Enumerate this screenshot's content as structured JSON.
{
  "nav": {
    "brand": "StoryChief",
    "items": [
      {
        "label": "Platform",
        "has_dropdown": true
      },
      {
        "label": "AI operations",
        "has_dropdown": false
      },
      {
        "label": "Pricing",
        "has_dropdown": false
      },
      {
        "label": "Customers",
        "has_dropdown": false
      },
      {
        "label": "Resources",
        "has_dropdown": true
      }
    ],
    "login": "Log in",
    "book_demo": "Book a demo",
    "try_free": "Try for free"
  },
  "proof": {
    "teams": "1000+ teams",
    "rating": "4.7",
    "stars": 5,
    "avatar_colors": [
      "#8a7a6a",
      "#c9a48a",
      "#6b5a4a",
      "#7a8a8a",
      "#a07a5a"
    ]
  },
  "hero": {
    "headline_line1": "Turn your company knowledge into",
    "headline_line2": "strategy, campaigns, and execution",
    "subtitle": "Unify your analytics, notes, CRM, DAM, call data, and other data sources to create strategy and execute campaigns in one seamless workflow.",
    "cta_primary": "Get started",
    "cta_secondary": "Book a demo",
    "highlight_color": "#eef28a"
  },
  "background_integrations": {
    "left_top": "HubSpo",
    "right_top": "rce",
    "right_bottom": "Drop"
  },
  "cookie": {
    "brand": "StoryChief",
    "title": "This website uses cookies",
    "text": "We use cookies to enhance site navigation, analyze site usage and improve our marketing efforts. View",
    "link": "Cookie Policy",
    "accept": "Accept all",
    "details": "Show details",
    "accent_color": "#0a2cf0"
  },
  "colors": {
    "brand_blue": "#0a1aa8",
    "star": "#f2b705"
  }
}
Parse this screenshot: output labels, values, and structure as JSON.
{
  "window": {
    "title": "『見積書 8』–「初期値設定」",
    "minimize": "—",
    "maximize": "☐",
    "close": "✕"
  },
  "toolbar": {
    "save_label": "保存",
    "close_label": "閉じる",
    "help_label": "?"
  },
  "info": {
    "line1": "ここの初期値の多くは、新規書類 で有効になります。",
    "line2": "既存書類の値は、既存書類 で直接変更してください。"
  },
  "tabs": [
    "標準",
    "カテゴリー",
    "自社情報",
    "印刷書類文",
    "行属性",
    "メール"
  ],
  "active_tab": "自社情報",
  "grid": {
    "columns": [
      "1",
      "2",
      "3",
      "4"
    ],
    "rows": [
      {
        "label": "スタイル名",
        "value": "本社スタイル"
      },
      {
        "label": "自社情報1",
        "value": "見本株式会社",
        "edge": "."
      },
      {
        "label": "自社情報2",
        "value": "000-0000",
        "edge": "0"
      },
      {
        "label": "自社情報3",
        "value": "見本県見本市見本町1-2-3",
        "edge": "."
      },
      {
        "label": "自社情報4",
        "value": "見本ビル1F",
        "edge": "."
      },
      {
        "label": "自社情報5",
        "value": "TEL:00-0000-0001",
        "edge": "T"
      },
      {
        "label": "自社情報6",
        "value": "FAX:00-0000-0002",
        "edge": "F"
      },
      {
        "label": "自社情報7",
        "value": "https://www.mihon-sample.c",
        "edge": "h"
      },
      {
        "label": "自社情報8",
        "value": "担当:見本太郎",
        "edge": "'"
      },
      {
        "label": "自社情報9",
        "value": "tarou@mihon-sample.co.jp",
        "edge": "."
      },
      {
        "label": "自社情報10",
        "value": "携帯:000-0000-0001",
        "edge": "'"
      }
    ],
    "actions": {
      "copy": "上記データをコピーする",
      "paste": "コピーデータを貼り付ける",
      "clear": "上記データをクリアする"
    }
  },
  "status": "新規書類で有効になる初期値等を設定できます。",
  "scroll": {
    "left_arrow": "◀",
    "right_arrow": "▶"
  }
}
★ ★ ★ ★ ★ ★ ★
What the task asks:
Exactly reproduce every record.

Full answer:
Enumerate this screenshot's content as structured JSON.
{
  "nav": {
    "brand": "StoryChief",
    "items": [
      {
        "label": "Platform",
        "has_dropdown": true
      },
      {
        "label": "AI operations",
        "has_dropdown": false
      },
      {
        "label": "Pricing",
        "has_dropdown": false
      },
      {
        "label": "Customers",
        "has_dropdown": false
      },
      {
        "label": "Resources",
        "has_dropdown": true
      }
    ],
    "login": "Log in",
    "book_demo": "Book a demo",
    "try_free": "Try for free"
  },
  "proof": {
    "teams": "1000+ teams",
    "rating": "4.7",
    "stars": 5,
    "avatar_colors": [
      "#8a7a6a",
      "#c9a48a",
      "#6b5a4a",
      "#7a8a8a",
      "#a07a5a"
    ]
  },
  "hero": {
    "headline_line1": "Turn your company knowledge into",
    "headline_line2": "strategy, campaigns, and execution",
    "subtitle": "Unify your analytics, notes, CRM, DAM, call data, and other data sources to create strategy and execute campaigns in one seamless workflow.",
    "cta_primary": "Get started",
    "cta_secondary": "Book a demo",
    "highlight_color": "#eef28a"
  },
  "background_integrations": {
    "left_top": "HubSpo",
    "right_top": "rce",
    "right_bottom": "Drop"
  },
  "cookie": {
    "brand": "StoryChief",
    "title": "This website uses cookies",
    "text": "We use cookies to enhance site navigation, analyze site usage and improve our marketing efforts. View",
    "link": "Cookie Policy",
    "accept": "Accept all",
    "details": "Show details",
    "accent_color": "#0a2cf0"
  },
  "colors": {
    "brand_blue": "#0a1aa8",
    "star": "#f2b705"
  }
}
Parse this screenshot: output labels, values, and structure as JSON.
{
  "window": {
    "title": "『見積書 8』–「初期値設定」",
    "minimize": "—",
    "maximize": "☐",
    "close": "✕"
  },
  "toolbar": {
    "save_label": "保存",
    "close_label": "閉じる",
    "help_label": "?"
  },
  "info": {
    "line1": "ここの初期値の多くは、新規書類 で有効になります。",
    "line2": "既存書類の値は、既存書類 で直接変更してください。"
  },
  "tabs": [
    "標準",
    "カテゴリー",
    "自社情報",
    "印刷書類文",
    "行属性",
    "メール"
  ],
  "active_tab": "自社情報",
  "grid": {
    "columns": [
      "1",
      "2",
      "3",
      "4"
    ],
    "rows": [
      {
        "label": "スタイル名",
        "value": "本社スタイル"
      },
      {
        "label": "自社情報1",
        "value": "見本株式会社",
        "edge": "."
      },
      {
        "label": "自社情報2",
        "value": "000-0000",
        "edge": "0"
      },
      {
        "label": "自社情報3",
        "value": "見本県見本市見本町1-2-3",
        "edge": "."
      },
      {
        "label": "自社情報4",
        "value": "見本ビル1F",
        "edge": "."
      },
      {
        "label": "自社情報5",
        "value": "TEL:00-0000-0001",
        "edge": "T"
      },
      {
        "label": "自社情報6",
        "value": "FAX:00-0000-0002",
        "edge": "F"
      },
      {
        "label": "自社情報7",
        "value": "https://www.mihon-sample.c",
        "edge": "h"
      },
      {
        "label": "自社情報8",
        "value": "担当:見本太郎",
        "edge": "'"
      },
      {
        "label": "自社情報9",
        "value": "tarou@mihon-sample.co.jp",
        "edge": "."
      },
      {
        "label": "自社情報10",
        "value": "携帯:000-0000-0001",
        "edge": "'"
      }
    ],
    "actions": {
      "copy": "上記データをコピーする",
      "paste": "コピーデータを貼り付ける",
      "clear": "上記データをクリアする"
    }
  },
  "status": "新規書類で有効になる初期値等を設定できます。",
  "scroll": {
    "left_arrow": "◀",
    "right_arrow": "▶"
  }
}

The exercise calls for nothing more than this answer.